■ Your instructions
Reproduce all of the material exactly as shown.

--- start Given entries ---

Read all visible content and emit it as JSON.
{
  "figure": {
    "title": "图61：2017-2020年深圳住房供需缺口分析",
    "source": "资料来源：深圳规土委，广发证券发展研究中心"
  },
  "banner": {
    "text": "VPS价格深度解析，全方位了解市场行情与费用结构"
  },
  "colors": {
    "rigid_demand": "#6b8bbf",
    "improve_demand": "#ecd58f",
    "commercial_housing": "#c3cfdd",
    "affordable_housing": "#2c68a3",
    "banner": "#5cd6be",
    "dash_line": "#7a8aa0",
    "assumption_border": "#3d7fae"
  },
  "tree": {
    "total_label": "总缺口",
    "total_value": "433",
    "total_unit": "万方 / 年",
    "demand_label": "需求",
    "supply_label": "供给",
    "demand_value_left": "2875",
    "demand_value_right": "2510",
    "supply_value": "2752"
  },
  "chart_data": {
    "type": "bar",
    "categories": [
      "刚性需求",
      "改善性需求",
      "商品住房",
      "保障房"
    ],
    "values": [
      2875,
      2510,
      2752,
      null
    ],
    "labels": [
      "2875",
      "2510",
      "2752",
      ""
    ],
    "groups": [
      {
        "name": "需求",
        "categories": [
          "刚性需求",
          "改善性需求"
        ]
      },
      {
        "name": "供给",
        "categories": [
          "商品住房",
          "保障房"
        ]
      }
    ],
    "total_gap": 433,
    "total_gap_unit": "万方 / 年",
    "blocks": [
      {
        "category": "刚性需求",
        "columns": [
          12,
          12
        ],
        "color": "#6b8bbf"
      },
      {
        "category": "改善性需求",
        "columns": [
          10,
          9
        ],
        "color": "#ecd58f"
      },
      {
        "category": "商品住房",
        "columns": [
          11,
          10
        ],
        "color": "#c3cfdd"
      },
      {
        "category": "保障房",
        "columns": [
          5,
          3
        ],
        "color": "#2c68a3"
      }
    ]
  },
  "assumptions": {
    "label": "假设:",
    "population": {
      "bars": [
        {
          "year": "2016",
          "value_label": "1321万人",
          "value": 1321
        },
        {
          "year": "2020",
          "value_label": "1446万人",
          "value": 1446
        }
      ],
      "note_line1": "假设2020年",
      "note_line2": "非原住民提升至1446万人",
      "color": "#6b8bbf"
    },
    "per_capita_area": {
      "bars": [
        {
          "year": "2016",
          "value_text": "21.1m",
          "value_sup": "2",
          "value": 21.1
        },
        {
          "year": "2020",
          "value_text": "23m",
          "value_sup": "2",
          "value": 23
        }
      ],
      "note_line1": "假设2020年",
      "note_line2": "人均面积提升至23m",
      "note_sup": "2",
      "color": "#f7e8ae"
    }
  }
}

--- end Given entries ---

■ Written response
Read all visible content and emit it as JSON.
{
  "figure": {
    "title": "图61：2017-2020年深圳住房供需缺口分析",
    "source": "资料来源：深圳规土委，广发证券发展研究中心"
  },
  "banner": {
    "text": "VPS价格深度解析，全方位了解市场行情与费用结构"
  },
  "colors": {
    "rigid_demand": "#6b8bbf",
    "improve_demand": "#ecd58f",
    "commercial_housing": "#c3cfdd",
    "affordable_housing": "#2c68a3",
    "banner": "#5cd6be",
    "dash_line": "#7a8aa0",
    "assumption_border": "#3d7fae"
  },
  "tree": {
    "total_label": "总缺口",
    "total_value": "433",
    "total_unit": "万方 / 年",
    "demand_label": "需求",
    "supply_label": "供给",
    "demand_value_left": "2875",
    "demand_value_right": "2510",
    "supply_value": "2752"
  },
  "chart_data": {
    "type": "bar",
    "categories": [
      "刚性需求",
      "改善性需求",
      "商品住房",
      "保障房"
    ],
    "values": [
      2875,
      2510,
      2752,
      null
    ],
    "labels": [
      "2875",
      "2510",
      "2752",
      ""
    ],
    "groups": [
      {
        "name": "需求",
        "categories": [
          "刚性需求",
          "改善性需求"
        ]
      },
      {
        "name": "供给",
        "categories": [
          "商品住房",
          "保障房"
        ]
      }
    ],
    "total_gap": 433,
    "total_gap_unit": "万方 / 年",
    "blocks": [
      {
        "category": "刚性需求",
        "columns": [
          12,
          12
        ],
        "color": "#6b8bbf"
      },
      {
        "category": "改善性需求",
        "columns": [
          10,
          9
        ],
        "color": "#ecd58f"
      },
      {
        "category": "商品住房",
        "columns": [
          11,
          10
        ],
        "color": "#c3cfdd"
      },
      {
        "category": "保障房",
        "columns": [
          5,
          3
        ],
        "color": "#2c68a3"
      }
    ]
  },
  "assumptions": {
    "label": "假设:",
    "population": {
      "bars": [
        {
          "year": "2016",
          "value_label": "1321万人",
          "value": 1321
        },
        {
          "year": "2020",
          "value_label": "1446万人",
          "value": 1446
        }
      ],
      "note_line1": "假设2020年",
      "note_line2": "非原住民提升至1446万人",
      "color": "#6b8bbf"
    },
    "per_capita_area": {
      "bars": [
        {
          "year": "2016",
          "value_text": "21.1m",
          "value_sup": "2",
          "value": 21.1
        },
        {
          "year": "2020",
          "value_text": "23m",
          "value_sup": "2",
          "value": 23
        }
      ],
      "note_line1": "假设2020年",
      "note_line2": "人均面积提升至23m",
      "note_sup": "2",
      "color": "#f7e8ae"
    }
  }
}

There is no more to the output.